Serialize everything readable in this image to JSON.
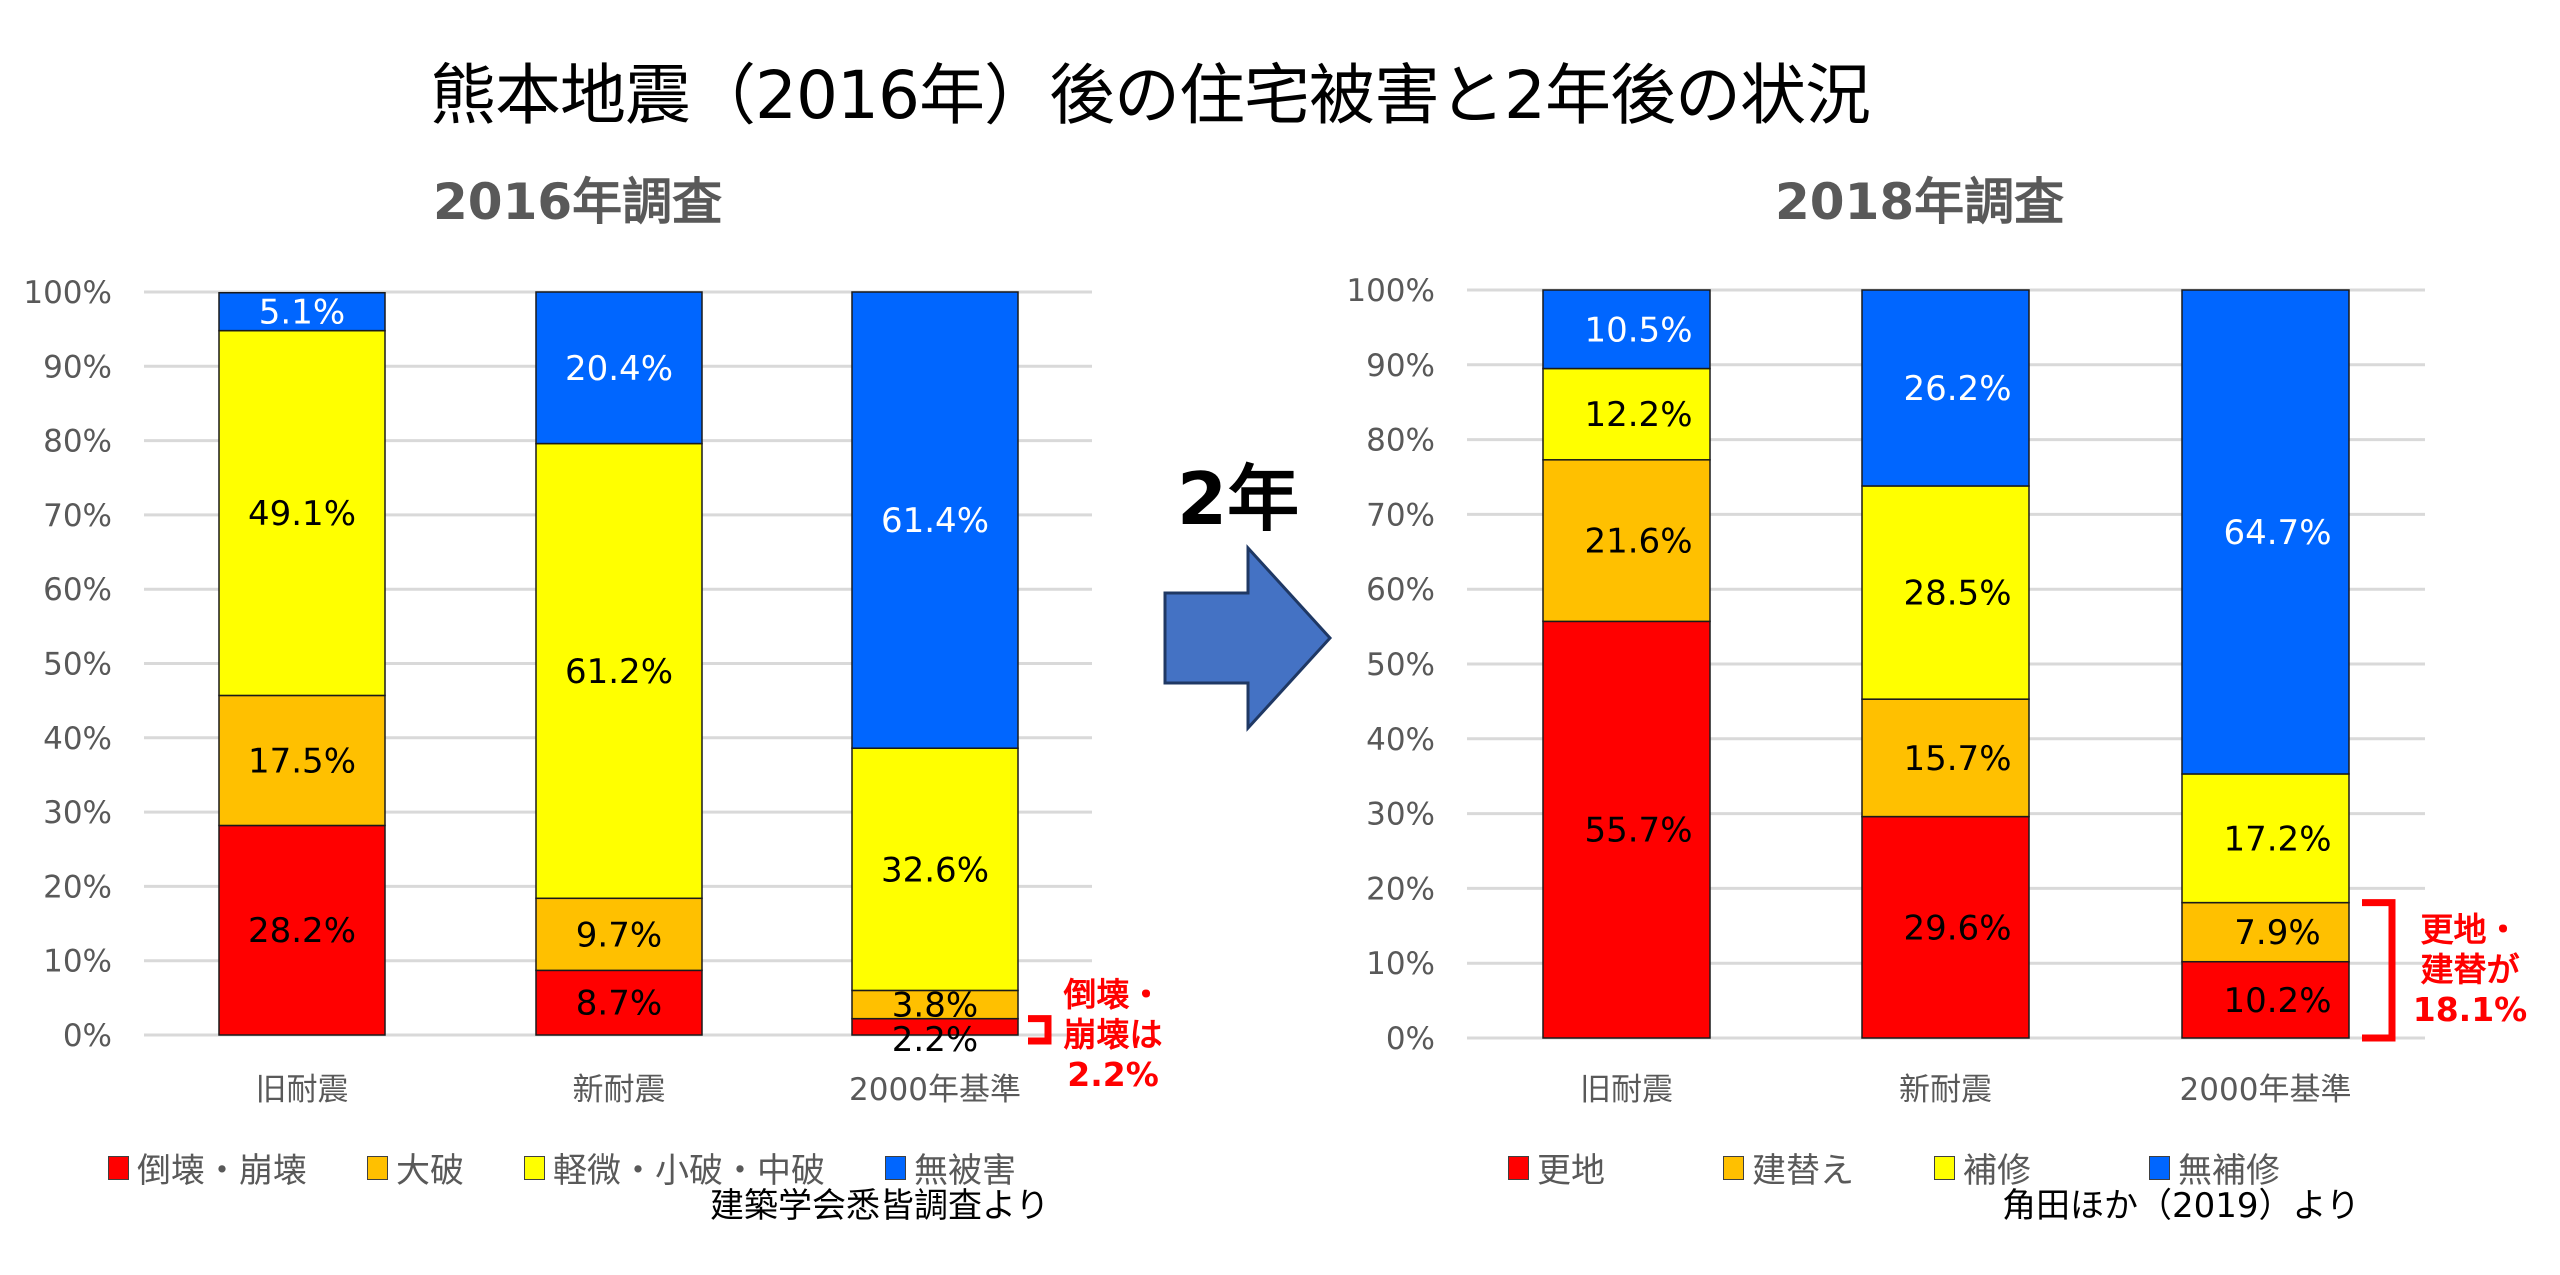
{
  "title": "熊本地震（2016年）後の住宅被害と2年後の状況",
  "transition_label": "2年",
  "colors": {
    "red": "#FF0000",
    "orange": "#FFC000",
    "yellow": "#FFFF00",
    "blue": "#0066FF",
    "grid": "#D9D9D9",
    "axis_text": "#595959",
    "annotation": "#FF0000",
    "arrow_fill": "#4472C4",
    "arrow_stroke": "#1F3864"
  },
  "chart_data": [
    {
      "type": "bar",
      "stacked": true,
      "title": "2016年調査",
      "categories": [
        "旧耐震",
        "新耐震",
        "2000年基準"
      ],
      "ylim": [
        0,
        100
      ],
      "yticks": [
        "0%",
        "10%",
        "20%",
        "30%",
        "40%",
        "50%",
        "60%",
        "70%",
        "80%",
        "90%",
        "100%"
      ],
      "grid": true,
      "legend_position": "bottom",
      "series": [
        {
          "name": "倒壊・崩壊",
          "color": "#FF0000",
          "values": [
            28.2,
            8.7,
            2.2
          ],
          "labels": [
            "28.2%",
            "8.7%",
            "2.2%"
          ],
          "label_color": "#000000"
        },
        {
          "name": "大破",
          "color": "#FFC000",
          "values": [
            17.5,
            9.7,
            3.8
          ],
          "labels": [
            "17.5%",
            "9.7%",
            "3.8%"
          ],
          "label_color": "#000000"
        },
        {
          "name": "軽微・小破・中破",
          "color": "#FFFF00",
          "values": [
            49.1,
            61.2,
            32.6
          ],
          "labels": [
            "49.1%",
            "61.2%",
            "32.6%"
          ],
          "label_color": "#000000"
        },
        {
          "name": "無被害",
          "color": "#0066FF",
          "values": [
            5.1,
            20.4,
            61.4
          ],
          "labels": [
            "5.1%",
            "20.4%",
            "61.4%"
          ],
          "label_color": "#FFFFFF"
        }
      ],
      "annotation": {
        "text": "倒壊・\n崩壊は\n2.2%",
        "category": "2000年基準",
        "range": [
          0,
          2.2
        ]
      },
      "source": "建築学会悉皆調査より"
    },
    {
      "type": "bar",
      "stacked": true,
      "title": "2018年調査",
      "categories": [
        "旧耐震",
        "新耐震",
        "2000年基準"
      ],
      "ylim": [
        0,
        100
      ],
      "yticks": [
        "0%",
        "10%",
        "20%",
        "30%",
        "40%",
        "50%",
        "60%",
        "70%",
        "80%",
        "90%",
        "100%"
      ],
      "grid": true,
      "legend_position": "bottom",
      "series": [
        {
          "name": "更地",
          "color": "#FF0000",
          "values": [
            55.7,
            29.6,
            10.2
          ],
          "labels": [
            "55.7%",
            "29.6%",
            "10.2%"
          ],
          "label_color": "#000000"
        },
        {
          "name": "建替え",
          "color": "#FFC000",
          "values": [
            21.6,
            15.7,
            7.9
          ],
          "labels": [
            "21.6%",
            "15.7%",
            "7.9%"
          ],
          "label_color": "#000000"
        },
        {
          "name": "補修",
          "color": "#FFFF00",
          "values": [
            12.2,
            28.5,
            17.2
          ],
          "labels": [
            "12.2%",
            "28.5%",
            "17.2%"
          ],
          "label_color": "#000000"
        },
        {
          "name": "無補修",
          "color": "#0066FF",
          "values": [
            10.5,
            26.2,
            64.7
          ],
          "labels": [
            "10.5%",
            "26.2%",
            "64.7%"
          ],
          "label_color": "#FFFFFF"
        }
      ],
      "annotation": {
        "text": "更地・\n建替が\n18.1%",
        "category": "2000年基準",
        "range": [
          0,
          18.1
        ]
      },
      "source": "角田ほか（2019）より"
    }
  ]
}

:::

Exercise prompt:
Show the lines from the data above that contain the string "title".

Solution to this task:
  "title": "熊本地震（2016年）後の住宅被害と2年後の状況",
      "title": "2016年調査",
      "title": "2018年調査",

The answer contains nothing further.